_SET TASK_
Read the lines that follow and pick out every one containing the word "után".

==============================

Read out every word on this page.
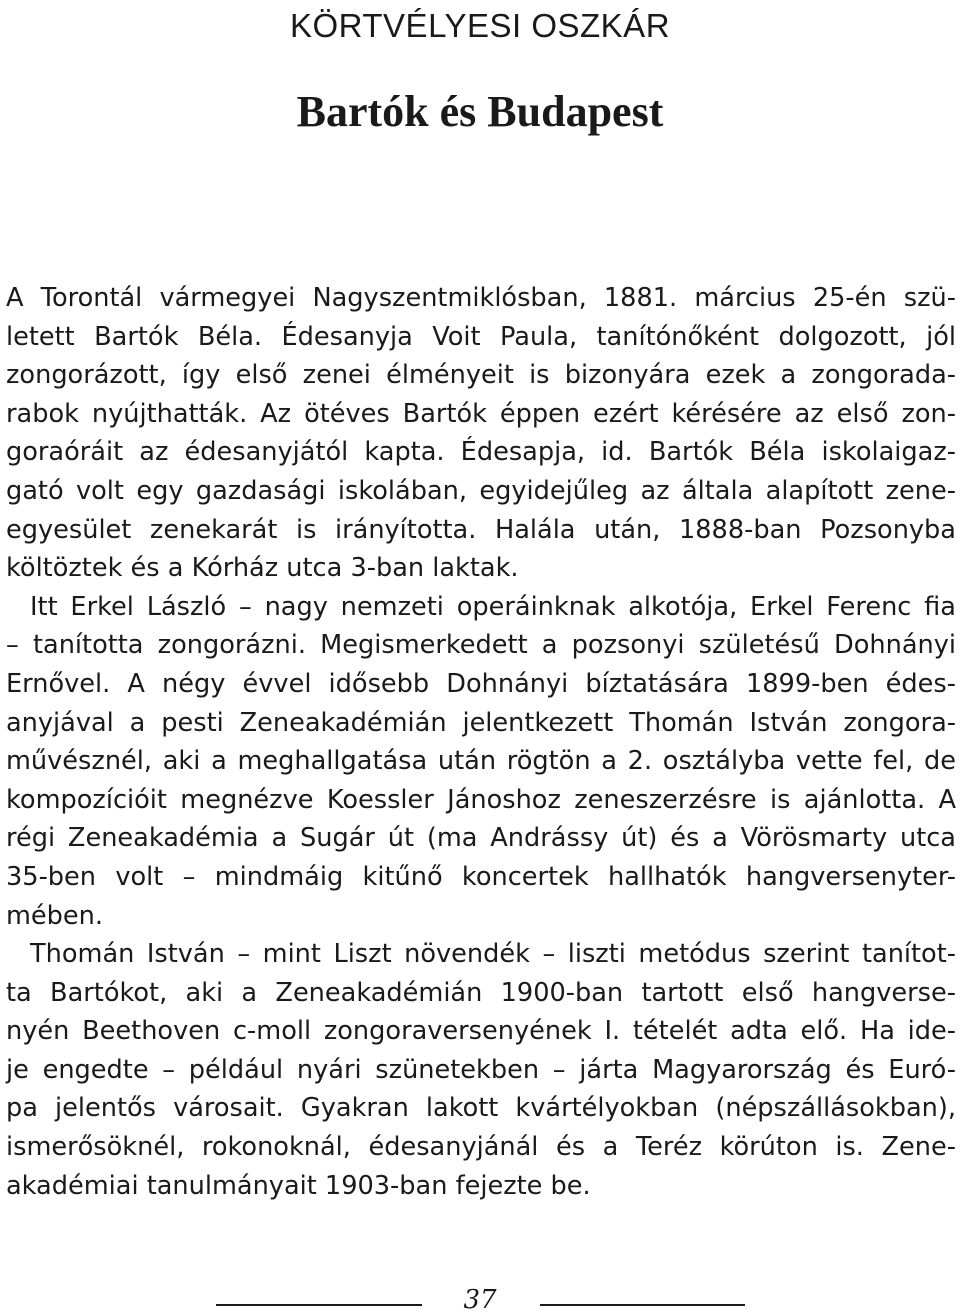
KÖRTVÉLYESI OSZKÁR
Bartók és Budapest
A Torontál vármegyei Nagyszentmiklósban, 1881. március 25-én szü-
letett Bartók Béla. Édesanyja Voit Paula, tanítónőként dolgozott, jól
zongorázott, így első zenei élményeit is bizonyára ezek a zongorada-
rabok nyújthatták. Az ötéves Bartók éppen ezért kérésére az első zon-
goraóráit az édesanyjától kapta. Édesapja, id. Bartók Béla iskolaigaz-
gató volt egy gazdasági iskolában, egyidejűleg az általa alapított zene-
egyesület zenekarát is irányította. Halála után, 1888-ban Pozsonyba
költöztek és a Kórház utca 3-ban laktak.
Itt Erkel László – nagy nemzeti operáinknak alkotója, Erkel Ferenc fia
– tanította zongorázni. Megismerkedett a pozsonyi születésű Dohnányi
Ernővel. A négy évvel idősebb Dohnányi bíztatására 1899-ben édes-
anyjával a pesti Zeneakadémián jelentkezett Thomán István zongora-
művésznél, aki a meghallgatása után rögtön a 2. osztályba vette fel, de
kompozícióit megnézve Koessler Jánoshoz zeneszerzésre is ajánlotta. A
régi Zeneakadémia a Sugár út (ma Andrássy út) és a Vörösmarty utca
35-ben volt – mindmáig kitűnő koncertek hallhatók hangversenyter-
mében.
Thomán István – mint Liszt növendék – liszti metódus szerint tanítot-
ta Bartókot, aki a Zeneakadémián 1900-ban tartott első hangverse-
nyén Beethoven c-moll zongoraversenyének I. tételét adta elő. Ha ide-
je engedte – például nyári szünetekben – járta Magyarország és Euró-
pa jelentős városait. Gyakran lakott kvártélyokban (népszállásokban),
ismerősöknél, rokonoknál, édesanyjánál és a Teréz körúton is. Zene-
akadémiai tanulmányait 1903-ban fejezte be.
37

==============================

_REPLY_
egyesület zenekarát is irányította. Halála után, 1888-ban Pozsonyba
művésznél, aki a meghallgatása után rögtön a 2. osztályba vette fel, de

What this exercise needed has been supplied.